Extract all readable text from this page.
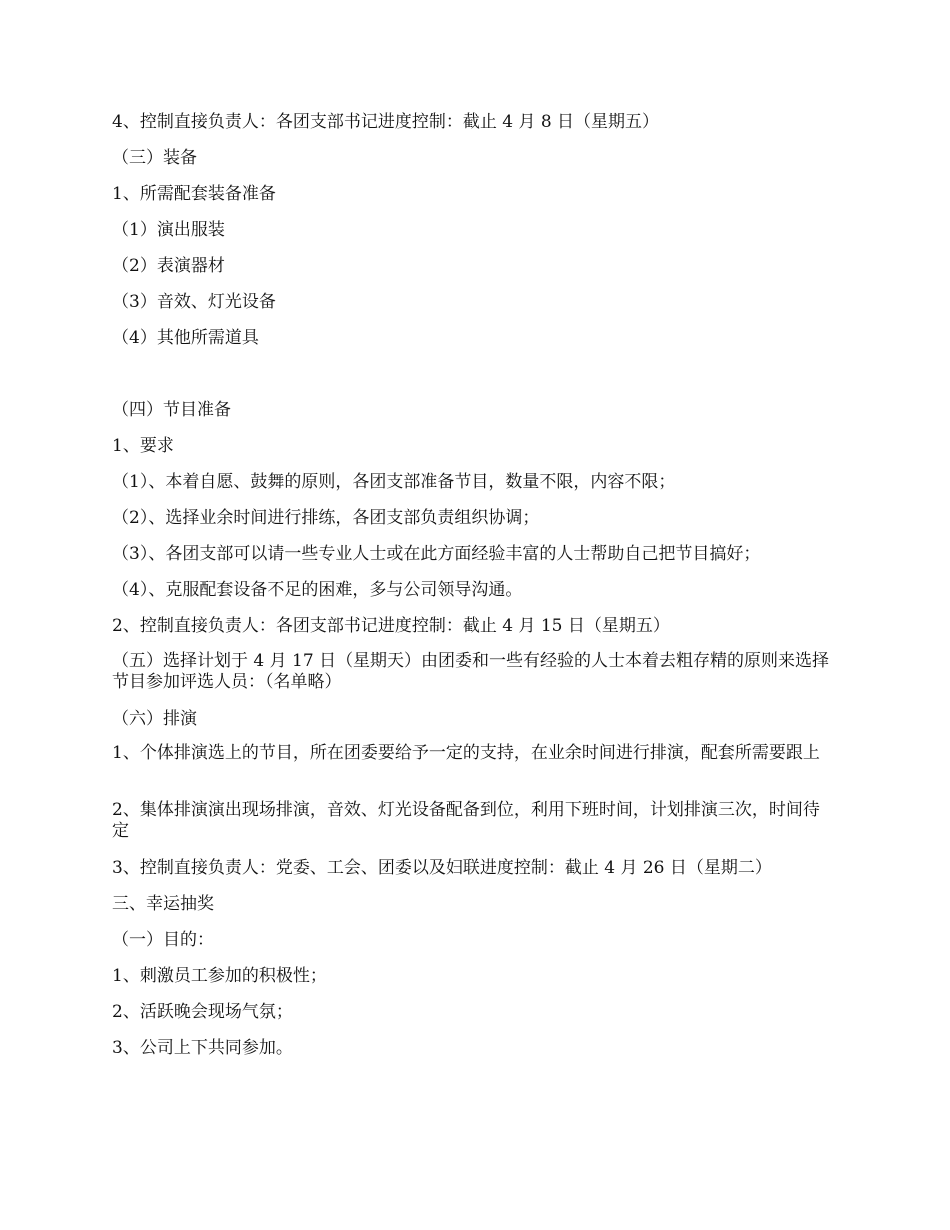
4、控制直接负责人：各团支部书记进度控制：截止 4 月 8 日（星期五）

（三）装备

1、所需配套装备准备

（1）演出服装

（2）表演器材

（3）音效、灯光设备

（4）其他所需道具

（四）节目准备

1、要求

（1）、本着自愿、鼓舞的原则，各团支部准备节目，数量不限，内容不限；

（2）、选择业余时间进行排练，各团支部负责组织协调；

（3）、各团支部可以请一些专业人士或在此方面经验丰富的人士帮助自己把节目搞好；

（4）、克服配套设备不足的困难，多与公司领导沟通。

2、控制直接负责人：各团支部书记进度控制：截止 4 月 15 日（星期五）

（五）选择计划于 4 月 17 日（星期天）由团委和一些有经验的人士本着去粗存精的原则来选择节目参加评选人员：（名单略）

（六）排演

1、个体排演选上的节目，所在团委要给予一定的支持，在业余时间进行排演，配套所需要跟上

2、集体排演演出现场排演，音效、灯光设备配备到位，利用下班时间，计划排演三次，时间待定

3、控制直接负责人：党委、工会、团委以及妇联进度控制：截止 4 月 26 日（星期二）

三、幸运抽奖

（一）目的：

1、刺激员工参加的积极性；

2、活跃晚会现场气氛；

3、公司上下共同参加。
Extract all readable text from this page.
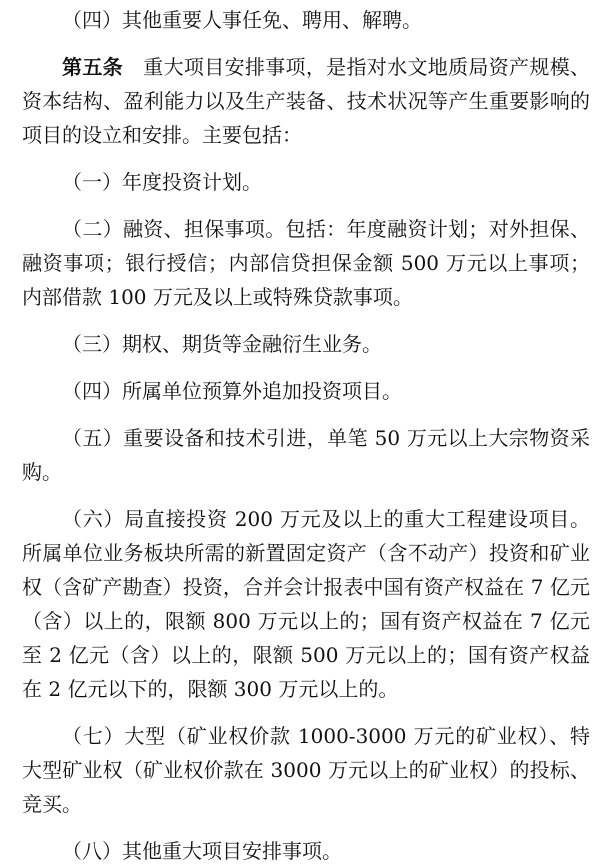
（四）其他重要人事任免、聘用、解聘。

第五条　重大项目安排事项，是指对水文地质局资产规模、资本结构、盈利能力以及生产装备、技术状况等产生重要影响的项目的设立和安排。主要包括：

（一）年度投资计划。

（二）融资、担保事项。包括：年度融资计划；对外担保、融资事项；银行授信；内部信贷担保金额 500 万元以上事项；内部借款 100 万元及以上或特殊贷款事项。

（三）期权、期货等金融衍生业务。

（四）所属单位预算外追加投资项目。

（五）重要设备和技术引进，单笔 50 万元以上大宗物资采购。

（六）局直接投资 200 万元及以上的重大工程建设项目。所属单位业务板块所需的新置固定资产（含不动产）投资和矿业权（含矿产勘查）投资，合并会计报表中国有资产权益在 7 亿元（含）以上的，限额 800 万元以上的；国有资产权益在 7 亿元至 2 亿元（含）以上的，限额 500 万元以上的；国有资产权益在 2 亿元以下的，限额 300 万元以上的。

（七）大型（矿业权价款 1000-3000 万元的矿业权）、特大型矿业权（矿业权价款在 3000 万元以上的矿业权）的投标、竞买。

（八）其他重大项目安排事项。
__________________________________________________
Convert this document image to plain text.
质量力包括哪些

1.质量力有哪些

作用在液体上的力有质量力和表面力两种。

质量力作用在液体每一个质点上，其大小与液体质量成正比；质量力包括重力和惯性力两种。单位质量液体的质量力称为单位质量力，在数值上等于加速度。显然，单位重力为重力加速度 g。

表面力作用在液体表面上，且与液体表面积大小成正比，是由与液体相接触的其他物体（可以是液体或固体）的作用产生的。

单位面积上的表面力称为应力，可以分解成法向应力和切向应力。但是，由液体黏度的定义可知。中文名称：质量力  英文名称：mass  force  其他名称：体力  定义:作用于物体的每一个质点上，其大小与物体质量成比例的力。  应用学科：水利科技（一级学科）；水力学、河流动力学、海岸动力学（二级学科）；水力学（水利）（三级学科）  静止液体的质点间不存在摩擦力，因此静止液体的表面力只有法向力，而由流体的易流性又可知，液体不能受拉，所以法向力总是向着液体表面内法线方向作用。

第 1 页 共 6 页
__________________________________________________
**What you need to do:**
Scan the entries above for the word "控制直接负责人" and collect each line holding it.

**Solution to this problem:**
4、控制直接负责人：各团支部书记进度控制：截止 4 月 8 日（星期五）
2、控制直接负责人：各团支部书记进度控制：截止 4 月 15 日（星期五）
3、控制直接负责人：党委、工会、团委以及妇联进度控制：截止 4 月 26 日（星期二）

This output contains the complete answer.